CHALLENGE: Copy every line of the following data that includes the string "impolite".

(Records)
╔══

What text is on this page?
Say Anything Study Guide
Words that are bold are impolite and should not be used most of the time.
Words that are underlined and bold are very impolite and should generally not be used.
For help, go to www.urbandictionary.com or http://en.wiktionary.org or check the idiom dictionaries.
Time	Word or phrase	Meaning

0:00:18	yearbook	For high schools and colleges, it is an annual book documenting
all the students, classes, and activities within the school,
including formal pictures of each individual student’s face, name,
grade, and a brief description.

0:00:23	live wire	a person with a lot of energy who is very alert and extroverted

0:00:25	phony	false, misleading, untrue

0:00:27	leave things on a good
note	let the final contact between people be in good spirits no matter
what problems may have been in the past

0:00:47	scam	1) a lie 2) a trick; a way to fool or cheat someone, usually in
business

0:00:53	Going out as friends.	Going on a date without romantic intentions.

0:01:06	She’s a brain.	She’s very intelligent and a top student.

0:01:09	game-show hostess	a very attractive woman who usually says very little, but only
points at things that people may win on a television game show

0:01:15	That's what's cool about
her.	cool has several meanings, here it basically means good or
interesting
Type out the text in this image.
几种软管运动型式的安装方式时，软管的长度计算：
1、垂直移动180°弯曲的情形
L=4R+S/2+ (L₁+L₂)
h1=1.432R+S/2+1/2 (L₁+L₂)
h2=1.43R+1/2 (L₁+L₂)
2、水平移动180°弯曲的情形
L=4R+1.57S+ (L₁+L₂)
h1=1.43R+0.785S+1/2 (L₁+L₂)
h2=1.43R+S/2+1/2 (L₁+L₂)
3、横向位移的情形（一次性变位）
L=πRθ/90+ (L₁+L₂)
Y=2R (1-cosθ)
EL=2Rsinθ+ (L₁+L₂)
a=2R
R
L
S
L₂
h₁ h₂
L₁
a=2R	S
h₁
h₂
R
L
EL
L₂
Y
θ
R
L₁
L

╚══

EXERCISE RESULT:
Words that are bold are impolite and should not be used most of the time.
Words that are underlined and bold are very impolite and should generally not be used.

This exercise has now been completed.